AIM =
Format every line of the material below as a numbered list, skipping any blank lines and leaving out the pictures.

Lines of data:
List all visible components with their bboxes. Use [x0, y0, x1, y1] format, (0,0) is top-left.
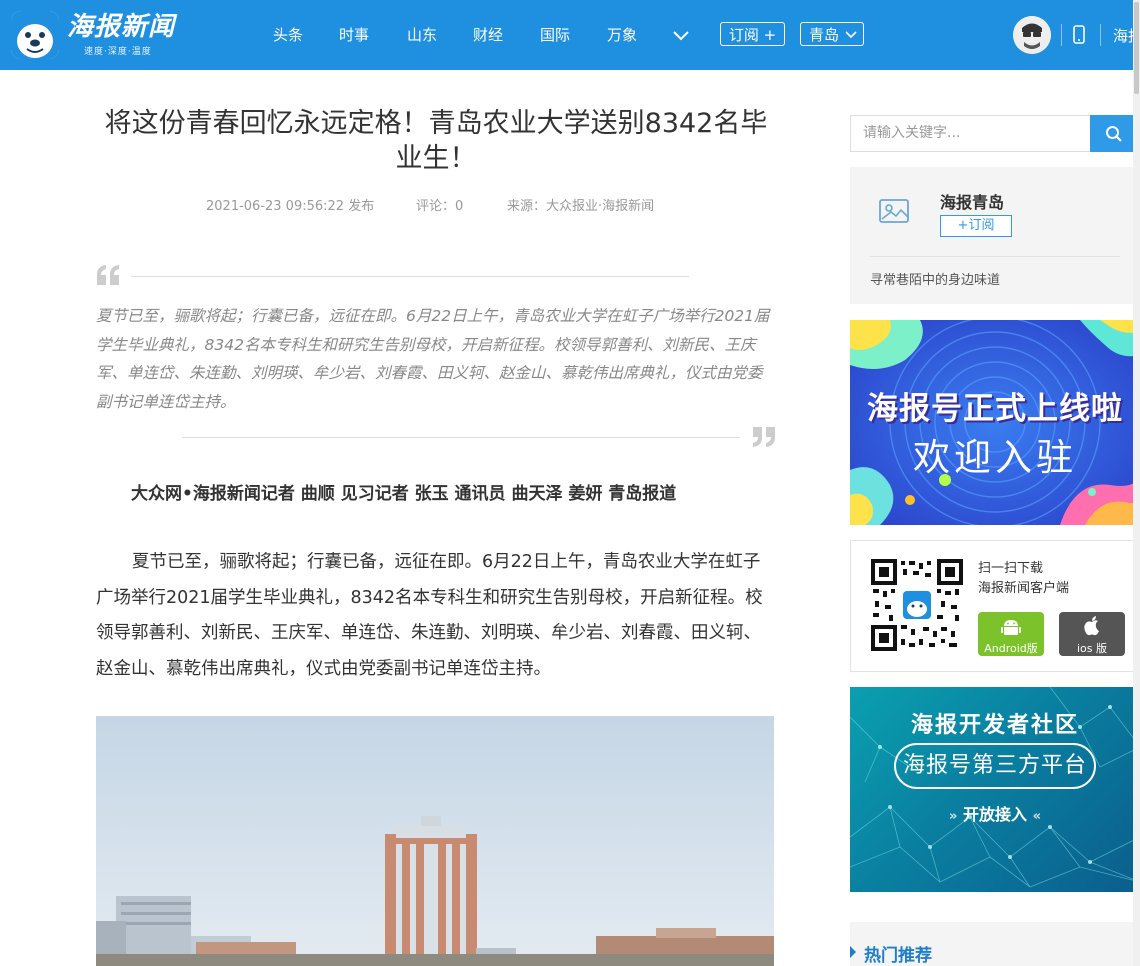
comment-count[interactable]: 评论：0 [416, 198, 463, 216]
nav-item-international[interactable]: 国际 [540, 25, 570, 45]
header-divider [1061, 24, 1062, 46]
city-select-label: 青岛 [809, 26, 840, 44]
developer-community-banner[interactable]: 海报开发者社区 海报号第三方平台 » 开放接入 « [850, 687, 1140, 892]
banner2-title: 海报开发者社区 [910, 713, 1079, 738]
close-quote-icon [752, 427, 776, 449]
double-chevron-right-icon: » [949, 809, 958, 824]
hot-recommendations-label[interactable]: 热门推荐 [864, 941, 932, 966]
account-description: 寻常巷陌中的身边味道 [870, 273, 1001, 288]
search-placeholder: 请输入关键字... [863, 125, 961, 141]
top-navigation-bar: 海报新闻 速度·深度·温度 头条 时事 山东 财经 国际 万象 订阅 + 青岛 … [0, 0, 1140, 70]
publish-time: 2021-06-23 09:56:22 发布 [206, 199, 375, 214]
subscribe-button[interactable]: 订阅 + [720, 22, 785, 46]
scrollbar-thumb[interactable] [1134, 2, 1139, 94]
qr-code-icon[interactable] [871, 559, 963, 651]
apple-icon [1084, 616, 1099, 636]
nav-item-shandong[interactable]: 山东 [407, 25, 437, 45]
site-logo-text[interactable]: 海报新闻 [67, 12, 175, 42]
android-label: Android版 [984, 642, 1038, 655]
seal-logo-icon[interactable] [11, 11, 59, 59]
hot-recommendations-header: 热门推荐 [850, 922, 1140, 966]
image-placeholder-icon [878, 197, 912, 227]
nav-item-finance[interactable]: 财经 [473, 25, 503, 45]
quote-divider [182, 437, 740, 438]
nav-item-current-affairs[interactable]: 时事 [339, 25, 369, 45]
article-photo[interactable] [96, 716, 774, 966]
mobile-phone-icon[interactable] [1073, 25, 1085, 44]
account-name[interactable]: 海报青岛 [940, 189, 1004, 213]
search-input[interactable]: 请输入关键字... [850, 115, 1090, 152]
app-download-card: 扫一扫下载 海报新闻客户端 Android版 ios 版 [850, 540, 1140, 672]
city-select[interactable]: 青岛 [800, 22, 864, 46]
banner2-pill: 海报号第三方平台 [894, 743, 1096, 789]
account-subscribe-button[interactable]: +订阅 [940, 215, 1012, 237]
banner-headline: 海报号正式上线啦 [867, 391, 1123, 427]
ios-label: ios 版 [1076, 642, 1107, 655]
user-avatar[interactable] [1013, 16, 1051, 54]
banner2-cta[interactable]: » 开放接入 « [850, 801, 1140, 825]
header-divider [1100, 24, 1101, 46]
ios-download-button[interactable]: ios 版 [1059, 612, 1125, 656]
android-icon [1001, 620, 1021, 635]
chevron-down-icon [845, 31, 857, 39]
article-byline: 大众网•海报新闻记者 曲顺 见习记者 张玉 通讯员 曲天泽 姜妍 青岛报道 [131, 484, 677, 504]
article-source: 来源：大众报业·海报新闻 [507, 199, 655, 214]
page-scrollbar[interactable] [1133, 0, 1140, 966]
article-summary: 夏节已至，骊歌将起；行囊已备，远征在即。6月22日上午，青岛农业大学在虹子广场举… [96, 307, 770, 411]
search-button[interactable] [1090, 115, 1138, 152]
triangle-right-icon [850, 946, 856, 958]
android-download-button[interactable]: Android版 [978, 612, 1044, 656]
haibao-account-banner[interactable]: 海报号正式上线啦 欢迎入驻 [850, 320, 1140, 525]
search-icon [1106, 126, 1122, 142]
open-quote-icon [96, 263, 122, 287]
double-chevron-left-icon: « [1032, 809, 1041, 824]
nav-item-headlines[interactable]: 头条 [273, 25, 303, 45]
article-title: 将这份青春回忆永远定格！青岛农业大学送别8342名毕业生！ [104, 108, 768, 174]
account-card: 海报青岛 +订阅 寻常巷陌中的身边味道 [850, 167, 1140, 304]
site-tagline: 速度·深度·温度 [84, 47, 152, 57]
article-paragraph: 夏节已至，骊歌将起；行囊已备，远征在即。6月22日上午，青岛农业大学在虹子广场举… [96, 552, 763, 679]
banner2-cta-label: 开放接入 [962, 805, 1027, 824]
download-line-2: 海报新闻客户端 [978, 581, 1070, 596]
download-line-1: 扫一扫下载 [978, 561, 1044, 576]
card-divider [870, 256, 1120, 257]
quote-divider [131, 276, 689, 277]
banner-subheadline: 欢迎入驻 [913, 436, 1077, 479]
nav-item-variety[interactable]: 万象 [607, 25, 637, 45]
chevron-down-icon[interactable] [670, 24, 692, 46]
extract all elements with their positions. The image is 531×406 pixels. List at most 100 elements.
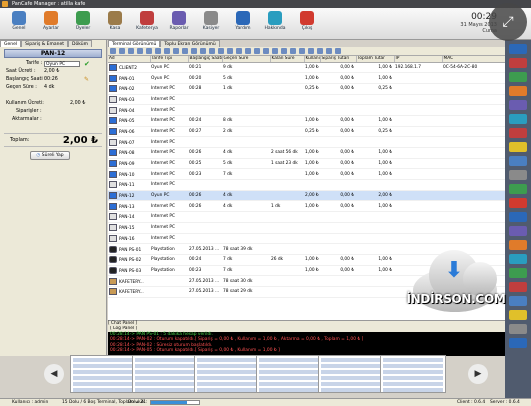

TASK RESPONSE =
1. List all visible components with their bboxes. Use [x0, y0, x1, y1] format, (0,0) is top-left.
2. comment-count[interactable]: 评论：0 [416, 198, 463, 216]
3. nav-item-international[interactable]: 国际 [540, 25, 570, 45]
4. header-divider [1061, 24, 1062, 46]
5. city-select-label: 青岛 [809, 26, 840, 44]
6. developer-community-banner[interactable]: 海报开发者社区 海报号第三方平台 » 开放接入 « [850, 687, 1140, 892]
7. banner2-title: 海报开发者社区 [910, 713, 1079, 738]
8. close-quote-icon [752, 427, 776, 449]
9. double-chevron-right-icon: » [949, 809, 958, 824]
10. hot-recommendations-label[interactable]: 热门推荐 [864, 941, 932, 966]
11. account-description: 寻常巷陌中的身边味道 [870, 273, 1001, 288]
12. search-placeholder: 请输入关键字... [863, 125, 961, 141]
13. top-navigation-bar: 海报新闻 速度·深度·温度 头条 时事 山东 财经 国际 万象 订阅 + 青岛 … [0, 0, 1140, 70]
14. publish-time: 2021-06-23 09:56:22 发布 [206, 199, 375, 214]
15. subscribe-button[interactable]: 订阅 + [720, 22, 785, 46]
16. scrollbar-thumb[interactable] [1134, 2, 1139, 94]
17. qr-code-icon[interactable] [871, 559, 963, 651]
18. apple-icon [1084, 616, 1099, 636]
19. nav-item-shandong[interactable]: 山东 [407, 25, 437, 45]
20. site-logo-text[interactable]: 海报新闻 [67, 12, 175, 42]
21. android-label: Android版 [984, 642, 1038, 655]
22. seal-logo-icon[interactable] [11, 11, 59, 59]
23. hot-recommendations-header: 热门推荐 [850, 922, 1140, 966]
24. image-placeholder-icon [878, 197, 912, 227]
25. nav-item-finance[interactable]: 财经 [473, 25, 503, 45]
26. quote-divider [182, 437, 740, 438]
27. nav-item-current-affairs[interactable]: 时事 [339, 25, 369, 45]
28. article-photo[interactable] [96, 716, 774, 966]
29. mobile-phone-icon[interactable] [1073, 25, 1085, 44]
30. account-name[interactable]: 海报青岛 [940, 189, 1004, 213]
31. search-input[interactable]: 请输入关键字... [850, 115, 1090, 152]
32. app-download-card: 扫一扫下载 海报新闻客户端 Android版 ios 版 [850, 540, 1140, 672]
33. city-select[interactable]: 青岛 [800, 22, 864, 46]
34. banner2-pill: 海报号第三方平台 [894, 743, 1096, 789]
35. account-subscribe-button[interactable]: +订阅 [940, 215, 1012, 237]
36. banner-headline: 海报号正式上线啦 [867, 391, 1123, 427]
37. ios-label: ios 版 [1076, 642, 1107, 655]
38. user-avatar[interactable] [1013, 16, 1051, 54]
39. banner2-cta[interactable]: » 开放接入 « [850, 801, 1140, 825]
40. header-divider [1100, 24, 1101, 46]
41. ios-download-button[interactable]: ios 版 [1059, 612, 1125, 656]
42. android-icon [1001, 620, 1021, 635]
43. chevron-down-icon [845, 31, 857, 39]
44. article-byline: 大众网•海报新闻记者 曲顺 见习记者 张玉 通讯员 曲天泽 姜妍 青岛报道 [131, 484, 677, 504]
45. article-source: 来源：大众报业·海报新闻 [507, 199, 655, 214]
46. page-scrollbar[interactable] [1133, 0, 1140, 966]
47. article-summary: 夏节已至，骊歌将起；行囊已备，远征在即。6月22日上午，青岛农业大学在虹子广场举… [96, 307, 770, 411]
48. search-button[interactable] [1090, 115, 1138, 152]
49. triangle-right-icon [850, 946, 856, 958]
50. android-download-button[interactable]: Android版 [978, 612, 1044, 656]
51. haibao-account-banner[interactable]: 海报号正式上线啦 欢迎入驻 [850, 320, 1140, 525]
52. search-icon [1106, 126, 1122, 142]
53. open-quote-icon [96, 263, 122, 287]
54. double-chevron-left-icon: « [1032, 809, 1041, 824]
55. nav-item-headlines[interactable]: 头条 [273, 25, 303, 45]
56. article-title: 将这份青春回忆永远定格！青岛农业大学送别8342名毕业生！ [104, 108, 768, 174]
57. account-card: 海报青岛 +订阅 寻常巷陌中的身边味道 [850, 167, 1140, 304]
58. site-tagline: 速度·深度·温度 [84, 47, 152, 57]
59. article-paragraph: 夏节已至，骊歌将起；行囊已备，远征在即。6月22日上午，青岛农业大学在虹子广场举… [96, 552, 763, 679]
60. banner2-cta-label: 开放接入 [962, 805, 1027, 824]
61. download-line-2: 海报新闻客户端 [978, 581, 1070, 596]
62. download-line-1: 扫一扫下载 [978, 561, 1044, 576]
63. card-divider [870, 256, 1120, 257]
64. quote-divider [131, 276, 689, 277]
65. banner-subheadline: 欢迎入驻 [913, 436, 1077, 479]
66. nav-item-variety[interactable]: 万象 [607, 25, 637, 45]
67. chevron-down-icon[interactable] [670, 24, 692, 46]
68. extract all elements with their positions. The image is 531×406 pixels. List at most 100 elements.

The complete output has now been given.